[Figure collection entries]

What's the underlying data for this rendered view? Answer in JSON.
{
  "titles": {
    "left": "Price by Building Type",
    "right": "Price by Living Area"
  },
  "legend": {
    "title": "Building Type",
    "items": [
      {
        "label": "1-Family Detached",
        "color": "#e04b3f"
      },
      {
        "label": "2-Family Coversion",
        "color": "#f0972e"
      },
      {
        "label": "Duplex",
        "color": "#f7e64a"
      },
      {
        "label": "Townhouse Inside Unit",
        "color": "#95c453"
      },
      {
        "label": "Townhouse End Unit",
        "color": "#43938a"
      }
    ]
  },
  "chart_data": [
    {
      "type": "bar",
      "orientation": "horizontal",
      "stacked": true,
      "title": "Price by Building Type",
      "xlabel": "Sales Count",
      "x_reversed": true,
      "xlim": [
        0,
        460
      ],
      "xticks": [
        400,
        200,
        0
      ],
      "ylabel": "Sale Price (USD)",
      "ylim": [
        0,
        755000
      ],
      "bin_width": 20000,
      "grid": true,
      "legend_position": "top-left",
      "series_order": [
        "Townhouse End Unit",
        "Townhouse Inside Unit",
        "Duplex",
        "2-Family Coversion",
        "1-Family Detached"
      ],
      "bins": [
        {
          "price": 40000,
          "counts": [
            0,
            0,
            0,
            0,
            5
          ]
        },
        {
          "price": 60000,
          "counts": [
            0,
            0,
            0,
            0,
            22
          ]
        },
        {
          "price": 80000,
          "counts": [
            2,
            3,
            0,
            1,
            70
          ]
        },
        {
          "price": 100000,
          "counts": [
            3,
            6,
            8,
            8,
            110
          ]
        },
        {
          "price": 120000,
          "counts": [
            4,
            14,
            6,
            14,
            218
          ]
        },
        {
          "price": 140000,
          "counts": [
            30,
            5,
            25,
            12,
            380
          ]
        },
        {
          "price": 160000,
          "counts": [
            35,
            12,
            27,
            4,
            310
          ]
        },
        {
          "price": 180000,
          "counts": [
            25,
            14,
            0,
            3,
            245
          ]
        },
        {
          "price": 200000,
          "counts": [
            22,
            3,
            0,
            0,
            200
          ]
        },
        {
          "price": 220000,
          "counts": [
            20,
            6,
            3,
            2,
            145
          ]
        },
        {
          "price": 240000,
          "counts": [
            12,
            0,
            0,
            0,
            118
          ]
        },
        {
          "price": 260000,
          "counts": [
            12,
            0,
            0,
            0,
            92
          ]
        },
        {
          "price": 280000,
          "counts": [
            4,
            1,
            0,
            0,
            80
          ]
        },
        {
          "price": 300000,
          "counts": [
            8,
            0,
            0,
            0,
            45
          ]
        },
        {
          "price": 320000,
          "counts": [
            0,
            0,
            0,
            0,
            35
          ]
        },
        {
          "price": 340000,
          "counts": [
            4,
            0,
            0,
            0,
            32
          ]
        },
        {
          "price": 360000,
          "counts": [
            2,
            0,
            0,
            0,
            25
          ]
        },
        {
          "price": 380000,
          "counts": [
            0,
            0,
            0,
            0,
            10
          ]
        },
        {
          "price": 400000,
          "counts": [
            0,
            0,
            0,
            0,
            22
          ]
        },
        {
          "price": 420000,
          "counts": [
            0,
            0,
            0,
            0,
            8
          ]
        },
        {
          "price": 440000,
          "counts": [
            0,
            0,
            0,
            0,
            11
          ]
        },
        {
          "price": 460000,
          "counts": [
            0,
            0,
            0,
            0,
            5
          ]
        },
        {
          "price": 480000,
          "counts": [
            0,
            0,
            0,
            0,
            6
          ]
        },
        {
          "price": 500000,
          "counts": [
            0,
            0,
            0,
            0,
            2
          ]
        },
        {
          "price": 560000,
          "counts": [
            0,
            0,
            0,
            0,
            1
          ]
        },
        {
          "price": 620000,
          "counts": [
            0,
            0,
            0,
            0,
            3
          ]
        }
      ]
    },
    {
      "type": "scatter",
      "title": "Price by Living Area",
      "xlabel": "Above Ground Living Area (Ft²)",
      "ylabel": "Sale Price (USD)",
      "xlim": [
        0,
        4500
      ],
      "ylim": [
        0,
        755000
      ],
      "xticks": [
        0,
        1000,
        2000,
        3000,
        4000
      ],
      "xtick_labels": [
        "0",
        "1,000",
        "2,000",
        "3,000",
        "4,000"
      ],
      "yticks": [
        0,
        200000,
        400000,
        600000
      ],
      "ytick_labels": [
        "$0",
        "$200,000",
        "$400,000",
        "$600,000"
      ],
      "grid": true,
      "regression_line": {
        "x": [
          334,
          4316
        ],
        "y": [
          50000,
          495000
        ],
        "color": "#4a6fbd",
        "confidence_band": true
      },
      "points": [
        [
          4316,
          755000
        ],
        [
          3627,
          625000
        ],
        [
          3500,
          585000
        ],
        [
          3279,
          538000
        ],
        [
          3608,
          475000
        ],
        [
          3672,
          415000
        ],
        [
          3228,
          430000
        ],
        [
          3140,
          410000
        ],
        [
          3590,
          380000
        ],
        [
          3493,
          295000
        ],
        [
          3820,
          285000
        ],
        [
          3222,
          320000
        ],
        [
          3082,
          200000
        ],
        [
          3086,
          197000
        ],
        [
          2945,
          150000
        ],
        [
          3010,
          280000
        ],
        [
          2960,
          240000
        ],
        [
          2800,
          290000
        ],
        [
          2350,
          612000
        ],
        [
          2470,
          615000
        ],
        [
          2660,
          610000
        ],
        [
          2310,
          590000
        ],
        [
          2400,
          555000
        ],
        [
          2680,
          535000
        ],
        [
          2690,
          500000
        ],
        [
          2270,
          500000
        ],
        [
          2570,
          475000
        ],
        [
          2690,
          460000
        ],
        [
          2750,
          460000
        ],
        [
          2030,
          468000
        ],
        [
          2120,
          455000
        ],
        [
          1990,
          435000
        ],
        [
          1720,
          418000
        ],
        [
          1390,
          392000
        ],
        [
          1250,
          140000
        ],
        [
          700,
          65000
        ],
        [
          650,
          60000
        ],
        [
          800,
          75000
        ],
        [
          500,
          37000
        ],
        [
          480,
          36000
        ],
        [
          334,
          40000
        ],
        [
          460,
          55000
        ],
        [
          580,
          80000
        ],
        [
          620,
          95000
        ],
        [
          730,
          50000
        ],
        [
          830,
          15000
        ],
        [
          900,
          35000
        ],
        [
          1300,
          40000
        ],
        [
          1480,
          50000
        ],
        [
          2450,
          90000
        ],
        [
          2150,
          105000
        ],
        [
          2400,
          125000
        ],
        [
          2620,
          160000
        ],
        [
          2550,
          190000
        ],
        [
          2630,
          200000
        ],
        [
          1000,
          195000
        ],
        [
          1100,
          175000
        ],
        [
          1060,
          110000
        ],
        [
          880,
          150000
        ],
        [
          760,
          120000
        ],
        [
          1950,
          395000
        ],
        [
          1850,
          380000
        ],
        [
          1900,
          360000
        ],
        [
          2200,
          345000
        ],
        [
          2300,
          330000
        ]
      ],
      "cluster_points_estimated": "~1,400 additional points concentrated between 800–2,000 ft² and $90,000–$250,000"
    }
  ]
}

## WHAT THIS TASK INVOLVES
List the lines that contain the word "xlabel".

## EXERCISE RESULT
      "xlabel": "Sales Count",
      "xlabel": "Above Ground Living Area (Ft²)",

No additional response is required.